For the listing underneath, give the count of lines containing the string "type" and nothing further.

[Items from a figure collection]
## Begin
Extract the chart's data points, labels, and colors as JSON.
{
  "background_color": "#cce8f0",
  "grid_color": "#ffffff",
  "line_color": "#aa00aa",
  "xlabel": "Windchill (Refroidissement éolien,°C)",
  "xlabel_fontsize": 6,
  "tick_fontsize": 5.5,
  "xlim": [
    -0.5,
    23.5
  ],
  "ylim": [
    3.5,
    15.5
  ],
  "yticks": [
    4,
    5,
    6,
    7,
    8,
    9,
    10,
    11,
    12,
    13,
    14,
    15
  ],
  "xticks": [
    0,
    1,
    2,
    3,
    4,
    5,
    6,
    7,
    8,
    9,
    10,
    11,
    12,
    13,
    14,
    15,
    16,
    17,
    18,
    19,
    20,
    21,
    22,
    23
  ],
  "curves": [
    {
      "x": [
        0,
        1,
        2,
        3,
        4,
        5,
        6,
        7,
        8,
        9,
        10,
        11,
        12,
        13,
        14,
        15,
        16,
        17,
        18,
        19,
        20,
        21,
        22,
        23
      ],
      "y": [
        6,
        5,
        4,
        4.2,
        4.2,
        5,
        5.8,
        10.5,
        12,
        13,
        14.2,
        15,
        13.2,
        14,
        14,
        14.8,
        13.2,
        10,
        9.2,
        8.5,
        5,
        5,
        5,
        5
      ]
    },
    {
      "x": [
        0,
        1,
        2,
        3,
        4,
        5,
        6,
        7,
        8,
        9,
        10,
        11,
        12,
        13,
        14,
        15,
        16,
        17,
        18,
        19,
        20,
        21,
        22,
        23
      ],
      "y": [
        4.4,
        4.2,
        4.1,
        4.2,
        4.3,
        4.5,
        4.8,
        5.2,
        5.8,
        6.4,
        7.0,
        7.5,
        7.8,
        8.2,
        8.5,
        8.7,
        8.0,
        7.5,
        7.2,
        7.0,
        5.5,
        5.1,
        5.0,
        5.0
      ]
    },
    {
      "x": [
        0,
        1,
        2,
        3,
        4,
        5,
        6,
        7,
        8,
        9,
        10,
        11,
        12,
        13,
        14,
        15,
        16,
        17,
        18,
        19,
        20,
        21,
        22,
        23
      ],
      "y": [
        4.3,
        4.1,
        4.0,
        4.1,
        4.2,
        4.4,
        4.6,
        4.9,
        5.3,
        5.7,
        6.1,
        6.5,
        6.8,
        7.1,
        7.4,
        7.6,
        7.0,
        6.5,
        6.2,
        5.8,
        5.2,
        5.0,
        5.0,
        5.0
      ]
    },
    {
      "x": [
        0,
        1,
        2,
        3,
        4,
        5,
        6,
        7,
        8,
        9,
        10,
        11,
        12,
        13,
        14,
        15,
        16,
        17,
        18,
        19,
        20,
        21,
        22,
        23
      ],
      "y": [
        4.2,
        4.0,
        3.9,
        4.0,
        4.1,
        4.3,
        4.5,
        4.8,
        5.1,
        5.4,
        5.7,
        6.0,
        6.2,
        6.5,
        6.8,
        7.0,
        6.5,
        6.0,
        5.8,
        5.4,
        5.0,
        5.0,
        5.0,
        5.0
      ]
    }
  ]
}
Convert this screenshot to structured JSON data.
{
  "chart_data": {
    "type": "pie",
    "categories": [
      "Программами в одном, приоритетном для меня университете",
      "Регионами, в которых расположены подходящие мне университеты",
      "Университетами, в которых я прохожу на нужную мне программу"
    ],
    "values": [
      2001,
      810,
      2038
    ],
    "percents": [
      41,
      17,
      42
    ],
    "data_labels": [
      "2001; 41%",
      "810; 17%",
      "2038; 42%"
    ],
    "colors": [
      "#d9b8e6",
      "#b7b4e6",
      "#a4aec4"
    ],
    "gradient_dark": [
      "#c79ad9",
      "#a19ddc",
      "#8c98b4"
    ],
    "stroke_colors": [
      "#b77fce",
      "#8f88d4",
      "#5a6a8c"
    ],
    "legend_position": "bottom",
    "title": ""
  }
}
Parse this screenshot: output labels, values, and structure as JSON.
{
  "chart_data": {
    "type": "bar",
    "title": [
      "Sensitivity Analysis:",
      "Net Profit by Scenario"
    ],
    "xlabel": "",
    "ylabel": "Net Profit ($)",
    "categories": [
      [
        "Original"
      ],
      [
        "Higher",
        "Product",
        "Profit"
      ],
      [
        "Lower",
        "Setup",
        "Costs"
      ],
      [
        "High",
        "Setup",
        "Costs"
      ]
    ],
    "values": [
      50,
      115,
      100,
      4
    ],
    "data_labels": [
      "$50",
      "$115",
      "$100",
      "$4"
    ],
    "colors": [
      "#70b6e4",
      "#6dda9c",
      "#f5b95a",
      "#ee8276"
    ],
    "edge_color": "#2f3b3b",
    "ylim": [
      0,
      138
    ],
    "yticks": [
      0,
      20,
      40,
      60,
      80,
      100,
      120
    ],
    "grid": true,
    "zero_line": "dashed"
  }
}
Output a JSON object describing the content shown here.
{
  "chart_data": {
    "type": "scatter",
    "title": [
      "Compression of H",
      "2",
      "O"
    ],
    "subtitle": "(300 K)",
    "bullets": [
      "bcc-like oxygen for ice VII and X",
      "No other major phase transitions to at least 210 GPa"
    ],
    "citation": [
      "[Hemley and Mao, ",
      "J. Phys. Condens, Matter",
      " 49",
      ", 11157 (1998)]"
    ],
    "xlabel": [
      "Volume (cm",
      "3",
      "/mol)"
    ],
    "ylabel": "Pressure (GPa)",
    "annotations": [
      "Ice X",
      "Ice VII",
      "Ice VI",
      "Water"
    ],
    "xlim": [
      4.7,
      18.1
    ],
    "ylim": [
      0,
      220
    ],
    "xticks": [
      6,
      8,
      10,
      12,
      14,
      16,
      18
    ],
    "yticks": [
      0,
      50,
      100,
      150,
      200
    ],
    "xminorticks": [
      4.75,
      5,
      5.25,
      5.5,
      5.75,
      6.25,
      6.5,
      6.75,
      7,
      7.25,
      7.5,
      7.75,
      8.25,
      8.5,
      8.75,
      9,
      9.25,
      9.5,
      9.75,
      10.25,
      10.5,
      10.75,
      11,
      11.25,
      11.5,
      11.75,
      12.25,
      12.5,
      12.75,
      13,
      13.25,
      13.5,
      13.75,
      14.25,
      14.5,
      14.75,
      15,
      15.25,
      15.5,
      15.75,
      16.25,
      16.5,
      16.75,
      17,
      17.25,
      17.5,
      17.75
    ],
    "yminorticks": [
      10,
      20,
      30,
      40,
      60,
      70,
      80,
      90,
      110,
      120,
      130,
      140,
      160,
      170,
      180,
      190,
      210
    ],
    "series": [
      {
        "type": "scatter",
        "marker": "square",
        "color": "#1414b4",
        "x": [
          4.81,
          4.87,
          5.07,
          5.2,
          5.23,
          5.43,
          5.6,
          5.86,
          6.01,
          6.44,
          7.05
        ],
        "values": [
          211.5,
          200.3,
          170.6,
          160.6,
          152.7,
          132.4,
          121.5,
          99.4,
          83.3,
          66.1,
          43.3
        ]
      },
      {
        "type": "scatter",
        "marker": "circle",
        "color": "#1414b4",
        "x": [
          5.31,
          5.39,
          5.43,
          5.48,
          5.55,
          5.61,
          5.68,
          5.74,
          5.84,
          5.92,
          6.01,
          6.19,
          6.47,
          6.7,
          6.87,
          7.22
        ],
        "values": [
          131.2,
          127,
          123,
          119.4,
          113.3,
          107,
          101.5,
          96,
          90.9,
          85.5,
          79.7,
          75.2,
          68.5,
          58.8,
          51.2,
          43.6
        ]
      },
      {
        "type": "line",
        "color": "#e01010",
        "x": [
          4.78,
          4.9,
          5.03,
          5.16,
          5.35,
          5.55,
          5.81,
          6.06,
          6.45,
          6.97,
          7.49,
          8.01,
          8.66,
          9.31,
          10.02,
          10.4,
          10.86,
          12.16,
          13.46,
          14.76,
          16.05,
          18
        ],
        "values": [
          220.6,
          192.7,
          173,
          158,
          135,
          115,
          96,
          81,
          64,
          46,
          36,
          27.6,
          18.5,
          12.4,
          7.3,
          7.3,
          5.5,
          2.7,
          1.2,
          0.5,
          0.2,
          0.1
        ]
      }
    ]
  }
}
## End
The solution » 6